● Your objective: Pick out every line with the word "inch" and copy it.

######

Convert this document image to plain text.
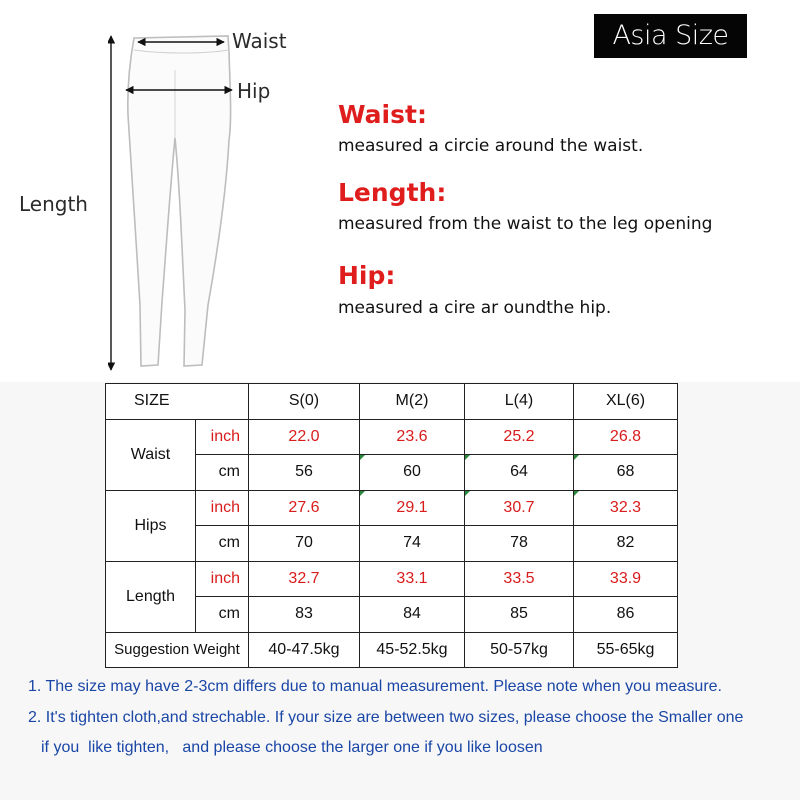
Asia Size
Waist
Hip
Length
Waist:
measured a circie around the waist.
Length:
measured from the waist to the leg opening
Hip:
measured a cire ar oundthe hip.
SIZE		S(0)	M(2)	L(4)	XL(6)
Waist	inch	22.0	23.6	25.2	26.8
	cm	56	60	64	68
Hips	inch	27.6	29.1	30.7	32.3
	cm	70	74	78	82
Length	inch	32.7	33.1	33.5	33.9
	cm	83	84	85	86
Suggestion Weight		40-47.5kg	45-52.5kg	50-57kg	55-65kg
1. The size may have 2-3cm differs due to manual measurement. Please note when you measure.
2. It's tighten cloth,and strechable. If your size are between two sizes, please choose the Smaller one
if you  like tighten,   and please choose the larger one if you like loosen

######

● Right answer:
Waist	inch	22.0	23.6	25.2	26.8
Hips	inch	27.6	29.1	30.7	32.3
Length	inch	32.7	33.1	33.5	33.9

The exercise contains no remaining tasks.